**WHAT TO WORK ON**
Gather all lines from the material that contain "Moving".

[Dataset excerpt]
------------------------------------------------

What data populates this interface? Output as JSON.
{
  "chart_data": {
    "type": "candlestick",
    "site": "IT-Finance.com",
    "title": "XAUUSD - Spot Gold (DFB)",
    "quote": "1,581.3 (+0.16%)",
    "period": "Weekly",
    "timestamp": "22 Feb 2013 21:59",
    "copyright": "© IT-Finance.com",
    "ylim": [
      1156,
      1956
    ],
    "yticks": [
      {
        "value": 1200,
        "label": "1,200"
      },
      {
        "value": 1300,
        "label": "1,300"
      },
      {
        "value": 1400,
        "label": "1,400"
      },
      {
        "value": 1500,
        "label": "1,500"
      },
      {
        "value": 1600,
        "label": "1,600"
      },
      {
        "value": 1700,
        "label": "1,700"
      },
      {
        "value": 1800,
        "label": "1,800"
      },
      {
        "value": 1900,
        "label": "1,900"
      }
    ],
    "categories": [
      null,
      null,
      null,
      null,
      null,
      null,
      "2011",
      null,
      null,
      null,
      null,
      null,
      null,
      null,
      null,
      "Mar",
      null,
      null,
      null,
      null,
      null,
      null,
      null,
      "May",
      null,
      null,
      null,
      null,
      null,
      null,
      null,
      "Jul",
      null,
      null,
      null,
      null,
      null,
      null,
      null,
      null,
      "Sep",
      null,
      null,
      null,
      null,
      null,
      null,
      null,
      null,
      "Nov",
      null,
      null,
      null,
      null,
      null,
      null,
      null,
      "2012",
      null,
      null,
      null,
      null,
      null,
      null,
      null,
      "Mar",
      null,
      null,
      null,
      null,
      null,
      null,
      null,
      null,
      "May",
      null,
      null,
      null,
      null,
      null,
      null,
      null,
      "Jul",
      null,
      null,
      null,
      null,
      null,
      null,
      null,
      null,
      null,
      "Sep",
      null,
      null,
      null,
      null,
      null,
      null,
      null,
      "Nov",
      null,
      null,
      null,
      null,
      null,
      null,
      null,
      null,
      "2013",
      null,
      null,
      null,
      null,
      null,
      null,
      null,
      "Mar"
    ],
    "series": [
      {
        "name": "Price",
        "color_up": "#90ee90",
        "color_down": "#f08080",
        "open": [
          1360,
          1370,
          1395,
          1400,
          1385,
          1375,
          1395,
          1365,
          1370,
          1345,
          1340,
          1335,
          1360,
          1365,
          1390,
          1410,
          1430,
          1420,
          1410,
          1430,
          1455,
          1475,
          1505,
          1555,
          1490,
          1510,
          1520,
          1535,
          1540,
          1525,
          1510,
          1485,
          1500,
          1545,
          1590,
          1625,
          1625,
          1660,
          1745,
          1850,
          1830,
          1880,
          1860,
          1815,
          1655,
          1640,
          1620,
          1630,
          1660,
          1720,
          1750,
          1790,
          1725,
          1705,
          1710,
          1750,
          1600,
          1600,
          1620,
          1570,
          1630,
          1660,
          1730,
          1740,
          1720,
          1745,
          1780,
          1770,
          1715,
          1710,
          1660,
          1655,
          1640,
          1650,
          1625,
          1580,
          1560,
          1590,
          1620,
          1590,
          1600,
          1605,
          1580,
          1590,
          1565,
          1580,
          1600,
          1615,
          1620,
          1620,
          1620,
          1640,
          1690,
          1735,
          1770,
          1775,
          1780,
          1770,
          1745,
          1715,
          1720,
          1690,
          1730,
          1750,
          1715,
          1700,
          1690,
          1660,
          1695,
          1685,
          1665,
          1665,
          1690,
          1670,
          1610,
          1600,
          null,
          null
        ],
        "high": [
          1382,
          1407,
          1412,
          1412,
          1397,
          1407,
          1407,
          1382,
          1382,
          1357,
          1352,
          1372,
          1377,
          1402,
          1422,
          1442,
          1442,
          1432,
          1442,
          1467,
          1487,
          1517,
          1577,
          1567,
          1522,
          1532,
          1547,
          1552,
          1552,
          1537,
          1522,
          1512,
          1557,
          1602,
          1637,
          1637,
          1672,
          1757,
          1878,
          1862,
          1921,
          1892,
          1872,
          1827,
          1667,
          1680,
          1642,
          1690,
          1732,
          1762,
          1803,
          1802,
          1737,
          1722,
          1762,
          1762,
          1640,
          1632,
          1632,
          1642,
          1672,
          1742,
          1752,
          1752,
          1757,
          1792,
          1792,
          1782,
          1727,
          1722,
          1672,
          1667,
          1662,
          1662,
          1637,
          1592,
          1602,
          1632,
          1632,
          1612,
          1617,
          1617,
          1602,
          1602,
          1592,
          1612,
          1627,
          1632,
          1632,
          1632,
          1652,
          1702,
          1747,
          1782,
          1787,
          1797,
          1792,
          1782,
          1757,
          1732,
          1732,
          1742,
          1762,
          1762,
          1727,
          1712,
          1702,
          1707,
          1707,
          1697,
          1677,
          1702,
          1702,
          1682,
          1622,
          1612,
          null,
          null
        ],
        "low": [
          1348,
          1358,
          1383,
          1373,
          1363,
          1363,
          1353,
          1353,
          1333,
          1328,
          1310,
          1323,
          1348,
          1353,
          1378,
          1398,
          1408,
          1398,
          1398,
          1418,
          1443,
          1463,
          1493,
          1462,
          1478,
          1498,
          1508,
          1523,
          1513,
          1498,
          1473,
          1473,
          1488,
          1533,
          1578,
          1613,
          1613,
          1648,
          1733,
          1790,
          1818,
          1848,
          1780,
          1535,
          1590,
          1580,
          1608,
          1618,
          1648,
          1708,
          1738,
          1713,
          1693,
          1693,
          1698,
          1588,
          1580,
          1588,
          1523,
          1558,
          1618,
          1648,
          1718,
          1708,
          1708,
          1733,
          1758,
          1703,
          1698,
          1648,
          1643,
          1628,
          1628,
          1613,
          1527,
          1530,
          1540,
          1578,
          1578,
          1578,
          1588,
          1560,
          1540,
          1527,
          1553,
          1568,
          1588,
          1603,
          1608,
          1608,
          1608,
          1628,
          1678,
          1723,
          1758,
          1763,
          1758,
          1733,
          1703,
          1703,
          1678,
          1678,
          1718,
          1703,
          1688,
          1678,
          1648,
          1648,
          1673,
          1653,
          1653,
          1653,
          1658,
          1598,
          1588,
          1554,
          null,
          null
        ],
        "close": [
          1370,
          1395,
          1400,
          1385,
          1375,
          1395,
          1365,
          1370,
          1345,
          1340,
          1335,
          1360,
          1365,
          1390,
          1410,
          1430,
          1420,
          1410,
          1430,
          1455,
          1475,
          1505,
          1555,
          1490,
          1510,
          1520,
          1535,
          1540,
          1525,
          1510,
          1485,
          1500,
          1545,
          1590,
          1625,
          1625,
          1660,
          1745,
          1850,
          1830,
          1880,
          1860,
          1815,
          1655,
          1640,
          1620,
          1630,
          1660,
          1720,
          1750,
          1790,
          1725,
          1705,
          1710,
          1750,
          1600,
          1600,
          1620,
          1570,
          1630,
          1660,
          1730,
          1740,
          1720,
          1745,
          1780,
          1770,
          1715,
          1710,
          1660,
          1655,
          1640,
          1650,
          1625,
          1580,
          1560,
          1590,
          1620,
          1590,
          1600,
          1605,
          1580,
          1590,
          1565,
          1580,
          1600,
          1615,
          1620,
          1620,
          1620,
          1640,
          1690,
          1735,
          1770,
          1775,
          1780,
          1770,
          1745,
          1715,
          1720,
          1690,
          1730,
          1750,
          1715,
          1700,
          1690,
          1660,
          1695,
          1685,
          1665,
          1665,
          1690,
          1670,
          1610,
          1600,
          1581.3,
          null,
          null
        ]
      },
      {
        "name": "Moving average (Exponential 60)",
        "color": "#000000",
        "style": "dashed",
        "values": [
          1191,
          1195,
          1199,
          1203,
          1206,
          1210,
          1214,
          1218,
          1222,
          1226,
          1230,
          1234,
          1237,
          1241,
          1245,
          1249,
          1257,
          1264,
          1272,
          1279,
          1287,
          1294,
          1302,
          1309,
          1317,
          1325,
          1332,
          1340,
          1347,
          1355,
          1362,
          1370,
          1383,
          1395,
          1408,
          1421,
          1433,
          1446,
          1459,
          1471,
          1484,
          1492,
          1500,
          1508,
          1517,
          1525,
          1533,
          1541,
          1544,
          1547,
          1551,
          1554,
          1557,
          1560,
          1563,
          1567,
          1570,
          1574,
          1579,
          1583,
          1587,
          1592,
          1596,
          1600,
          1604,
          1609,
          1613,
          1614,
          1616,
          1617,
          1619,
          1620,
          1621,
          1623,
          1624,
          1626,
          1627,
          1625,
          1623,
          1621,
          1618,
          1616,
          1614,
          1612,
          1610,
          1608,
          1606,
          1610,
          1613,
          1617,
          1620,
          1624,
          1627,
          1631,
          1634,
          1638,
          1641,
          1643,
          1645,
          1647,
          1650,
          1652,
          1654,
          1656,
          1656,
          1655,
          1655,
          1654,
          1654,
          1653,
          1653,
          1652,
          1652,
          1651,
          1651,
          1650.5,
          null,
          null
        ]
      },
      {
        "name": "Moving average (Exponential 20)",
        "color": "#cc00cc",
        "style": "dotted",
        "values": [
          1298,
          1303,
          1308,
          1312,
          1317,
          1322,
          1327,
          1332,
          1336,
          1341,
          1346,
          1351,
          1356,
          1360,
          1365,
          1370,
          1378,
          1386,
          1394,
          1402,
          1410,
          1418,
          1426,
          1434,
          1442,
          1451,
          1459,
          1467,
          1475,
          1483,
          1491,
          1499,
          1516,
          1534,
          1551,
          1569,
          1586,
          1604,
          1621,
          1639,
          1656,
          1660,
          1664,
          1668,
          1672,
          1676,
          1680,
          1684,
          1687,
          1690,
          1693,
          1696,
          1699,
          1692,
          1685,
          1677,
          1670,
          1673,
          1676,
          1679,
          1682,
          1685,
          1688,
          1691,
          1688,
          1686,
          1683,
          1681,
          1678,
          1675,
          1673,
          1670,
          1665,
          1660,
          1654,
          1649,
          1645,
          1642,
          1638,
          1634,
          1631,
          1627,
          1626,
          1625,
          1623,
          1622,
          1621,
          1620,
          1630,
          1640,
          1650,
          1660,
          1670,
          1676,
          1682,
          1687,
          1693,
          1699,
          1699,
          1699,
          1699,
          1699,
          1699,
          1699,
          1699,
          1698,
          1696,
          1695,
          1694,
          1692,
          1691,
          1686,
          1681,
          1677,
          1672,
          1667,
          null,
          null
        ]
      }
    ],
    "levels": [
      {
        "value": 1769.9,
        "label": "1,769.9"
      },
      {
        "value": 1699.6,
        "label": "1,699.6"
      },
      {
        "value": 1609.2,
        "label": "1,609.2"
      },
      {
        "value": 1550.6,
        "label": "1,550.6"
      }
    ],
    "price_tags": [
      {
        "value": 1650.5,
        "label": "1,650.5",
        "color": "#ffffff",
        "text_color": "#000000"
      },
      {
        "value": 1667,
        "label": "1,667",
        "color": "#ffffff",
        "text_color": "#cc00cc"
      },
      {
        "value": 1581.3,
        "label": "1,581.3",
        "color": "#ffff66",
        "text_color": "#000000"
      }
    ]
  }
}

------------------------------------------------

**TASK ANSWER**
        "name": "Moving average (Exponential 60)",
        "name": "Moving average (Exponential 20)",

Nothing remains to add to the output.